Texte choisi:
Aoste
Monastère de la Mère Miséricordieuse
Verres
Terre pittoresque de montagnes, vallées riches d'histoire et de traces suggestives des ferments sociaux et religieux qui ont accompagné les événements séculiers d'où est née la réalité actuelle : tel est le visage qui se montre au touriste de passage dans la Vallée d'Aoste.
Une région apparemment enfermée au milieu des sommets les plus hauts des Alpes : et toutefois, dès le troisième millénaire av. J.-C., carrefour entre l'Europe du Centre-Ouest et la plaine du Pô, lieu privilégié d'échange et dans le même temps, gardien des traditions les plus profondes de la foi chrétienne.
L’histoire religieuse de la Vallée est tenacement ancrée dans un patrimoine ancien de valeurs qui ont fermement maintenu, tout au long des siècles, les racines d'une société en évolution constante.
Ce qui ne l'a pas empêchée de relever les défis urgents qui s'imposent au christianisme dans la civilisation alpine, si radicalement transformée dans sa physionomie et dans ses rythmes de vie.
L'invitation que nous adressons aujourd'hui au pèlerin qui parcourt cette terre à la recherche d’évènements culturels et de suggestions spirituelles est de la regarder avec des yeux neufs et attentifs, afin de découvrir non seulement les beautés de sa nature et de ses œuvres d’art mais aussi ses anciens « chemins de la foi ».
Mgr Joseph Anfossi, Évêque d’Aoste.
LE CHEMIN DU CHRISTIANISME DANS LA VALLÉE D'AOSTE
Verres – Paroisse et prévôté de Saint-Gilles des Chanoines réguliers du Latran
L’étape décisive pour l'histoire de la Vallée d'Aoste est celle de la fondation d'Augusta Praetoria en 25 av. J.-C. Selon toute probabilité, c'est précisément à travers la célèbre route romaine des Gaules qu'arrive à Aoste, de la zone de Milan et de Verceil, la première annonce de l'Évangile. L'influence exercée dans ce sens par Eusèbe de Verceil, premier évêque du Piémont et promoteur de la christianisation dans l'Italie du nord-ouest, est désormais incontestable.
La fondation du diocèse d'Aoste date du passage entre le IVe et le Ve siècle. Des données certaines sur la présence chrétienne (451 ap. J.-C.) concernent les premiers évêques, Eustase, Grat (patron du diocèse, fête le 7 septembre) et Joconde. La connaissance de l'époque paléochrétienne est complétée par la très riche documentation archéologique (deux ensembles monumentaux, la cathédrale primitive et l'église funéraire hors les murs).

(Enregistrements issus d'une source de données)
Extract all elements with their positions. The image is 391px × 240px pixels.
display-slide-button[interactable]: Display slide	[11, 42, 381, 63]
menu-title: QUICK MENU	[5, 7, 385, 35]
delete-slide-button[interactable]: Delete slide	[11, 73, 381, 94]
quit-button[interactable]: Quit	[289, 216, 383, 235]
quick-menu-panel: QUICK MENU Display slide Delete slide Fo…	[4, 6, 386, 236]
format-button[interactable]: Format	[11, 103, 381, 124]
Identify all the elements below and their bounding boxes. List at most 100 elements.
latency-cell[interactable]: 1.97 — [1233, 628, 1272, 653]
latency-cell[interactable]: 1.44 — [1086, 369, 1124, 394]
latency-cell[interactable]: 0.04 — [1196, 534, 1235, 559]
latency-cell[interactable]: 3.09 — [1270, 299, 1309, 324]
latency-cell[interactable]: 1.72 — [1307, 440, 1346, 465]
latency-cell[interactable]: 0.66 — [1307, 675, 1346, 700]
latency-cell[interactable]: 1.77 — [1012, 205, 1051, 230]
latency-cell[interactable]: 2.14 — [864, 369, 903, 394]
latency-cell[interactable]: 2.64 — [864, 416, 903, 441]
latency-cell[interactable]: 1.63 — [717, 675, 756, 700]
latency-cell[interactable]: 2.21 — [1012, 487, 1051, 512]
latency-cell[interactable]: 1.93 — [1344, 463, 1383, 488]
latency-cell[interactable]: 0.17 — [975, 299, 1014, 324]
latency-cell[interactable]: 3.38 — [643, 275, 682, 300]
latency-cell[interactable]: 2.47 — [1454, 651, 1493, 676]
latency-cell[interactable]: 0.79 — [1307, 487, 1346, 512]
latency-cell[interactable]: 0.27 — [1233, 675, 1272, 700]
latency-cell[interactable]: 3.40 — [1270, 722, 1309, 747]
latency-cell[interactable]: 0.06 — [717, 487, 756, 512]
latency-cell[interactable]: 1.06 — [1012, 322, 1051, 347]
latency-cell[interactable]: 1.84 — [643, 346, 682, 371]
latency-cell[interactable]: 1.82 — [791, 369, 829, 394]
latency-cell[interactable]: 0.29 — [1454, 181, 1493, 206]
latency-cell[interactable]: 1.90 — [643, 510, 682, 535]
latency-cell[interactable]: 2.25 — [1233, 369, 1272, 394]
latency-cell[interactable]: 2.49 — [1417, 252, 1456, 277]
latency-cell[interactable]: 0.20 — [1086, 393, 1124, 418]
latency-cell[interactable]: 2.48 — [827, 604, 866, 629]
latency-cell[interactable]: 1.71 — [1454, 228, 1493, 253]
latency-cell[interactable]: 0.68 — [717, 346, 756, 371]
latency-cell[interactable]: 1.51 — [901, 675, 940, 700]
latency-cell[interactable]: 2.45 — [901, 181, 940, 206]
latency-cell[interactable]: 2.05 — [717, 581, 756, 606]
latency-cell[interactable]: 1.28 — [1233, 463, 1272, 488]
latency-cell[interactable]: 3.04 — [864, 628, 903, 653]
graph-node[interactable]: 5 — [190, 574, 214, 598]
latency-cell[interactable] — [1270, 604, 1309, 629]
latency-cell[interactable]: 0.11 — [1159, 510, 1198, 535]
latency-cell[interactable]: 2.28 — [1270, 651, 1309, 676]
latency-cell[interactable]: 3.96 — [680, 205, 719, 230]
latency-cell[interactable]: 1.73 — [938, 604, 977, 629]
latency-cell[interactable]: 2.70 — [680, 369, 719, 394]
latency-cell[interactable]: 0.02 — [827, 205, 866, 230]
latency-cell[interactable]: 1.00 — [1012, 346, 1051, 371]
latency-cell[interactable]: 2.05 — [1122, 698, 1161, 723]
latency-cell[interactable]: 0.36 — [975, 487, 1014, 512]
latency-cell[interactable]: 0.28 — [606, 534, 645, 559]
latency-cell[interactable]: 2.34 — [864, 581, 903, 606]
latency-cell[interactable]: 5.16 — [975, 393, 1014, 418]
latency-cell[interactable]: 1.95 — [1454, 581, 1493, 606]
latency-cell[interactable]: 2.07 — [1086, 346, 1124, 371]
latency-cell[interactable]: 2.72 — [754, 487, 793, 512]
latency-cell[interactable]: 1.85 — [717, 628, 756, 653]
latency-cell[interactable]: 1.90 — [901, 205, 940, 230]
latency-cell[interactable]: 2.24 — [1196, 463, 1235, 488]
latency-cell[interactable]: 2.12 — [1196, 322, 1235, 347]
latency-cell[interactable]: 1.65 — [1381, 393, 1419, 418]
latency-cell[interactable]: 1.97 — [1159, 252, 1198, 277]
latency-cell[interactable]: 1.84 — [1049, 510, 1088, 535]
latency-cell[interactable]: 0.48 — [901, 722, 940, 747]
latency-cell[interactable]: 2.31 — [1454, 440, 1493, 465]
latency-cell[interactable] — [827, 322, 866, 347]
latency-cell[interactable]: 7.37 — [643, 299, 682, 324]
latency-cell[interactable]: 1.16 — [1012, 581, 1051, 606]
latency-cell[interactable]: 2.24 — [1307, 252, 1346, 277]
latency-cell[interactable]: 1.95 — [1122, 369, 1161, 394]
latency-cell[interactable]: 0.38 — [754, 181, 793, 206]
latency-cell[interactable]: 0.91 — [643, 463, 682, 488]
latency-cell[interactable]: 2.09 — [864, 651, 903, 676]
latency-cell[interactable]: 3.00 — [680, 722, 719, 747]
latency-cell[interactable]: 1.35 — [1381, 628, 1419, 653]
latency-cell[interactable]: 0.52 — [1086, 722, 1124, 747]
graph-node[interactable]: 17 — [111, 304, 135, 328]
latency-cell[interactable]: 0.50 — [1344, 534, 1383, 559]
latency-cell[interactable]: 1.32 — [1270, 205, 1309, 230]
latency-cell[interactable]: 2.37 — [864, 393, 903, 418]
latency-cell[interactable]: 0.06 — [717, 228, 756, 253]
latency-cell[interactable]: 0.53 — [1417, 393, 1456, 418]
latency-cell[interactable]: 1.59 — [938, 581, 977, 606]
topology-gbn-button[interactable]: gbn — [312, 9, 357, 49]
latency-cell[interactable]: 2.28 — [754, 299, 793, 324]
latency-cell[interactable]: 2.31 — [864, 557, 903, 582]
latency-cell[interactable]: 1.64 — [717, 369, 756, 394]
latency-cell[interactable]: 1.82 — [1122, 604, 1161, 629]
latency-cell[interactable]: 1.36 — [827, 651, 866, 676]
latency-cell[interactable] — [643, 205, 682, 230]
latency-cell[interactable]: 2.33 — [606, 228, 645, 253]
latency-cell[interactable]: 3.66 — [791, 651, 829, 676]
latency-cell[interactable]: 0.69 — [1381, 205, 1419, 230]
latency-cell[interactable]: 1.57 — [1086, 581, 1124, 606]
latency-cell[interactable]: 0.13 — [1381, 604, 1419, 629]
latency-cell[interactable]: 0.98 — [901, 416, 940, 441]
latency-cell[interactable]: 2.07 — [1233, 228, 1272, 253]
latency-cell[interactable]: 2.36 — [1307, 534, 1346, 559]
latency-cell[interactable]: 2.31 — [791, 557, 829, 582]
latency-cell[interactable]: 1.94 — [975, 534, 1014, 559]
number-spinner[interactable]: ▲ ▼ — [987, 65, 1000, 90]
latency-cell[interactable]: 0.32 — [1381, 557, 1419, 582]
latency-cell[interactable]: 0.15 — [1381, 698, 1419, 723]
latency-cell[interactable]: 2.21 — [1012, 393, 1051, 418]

Énoncé:
Répondez aux questions suivantes à l'aide du texte sur le christianisme dans la Vallée d'Aoste.
1. Depuis quelle époque la région est-elle un carrefour entre l'Europe du Centre-Ouest et la plaine du Pô ?
2. En quelle année Augusta Praetoria a-t-elle été fondée ?
3. Quel évêque est le patron du diocèse, et à quelle date est-il fêté ?

Corrigé:
1. Depuis le troisième millénaire av. J.-C.
2. En 25 av. J.-C.
3. Grat, fêté le 7 septembre.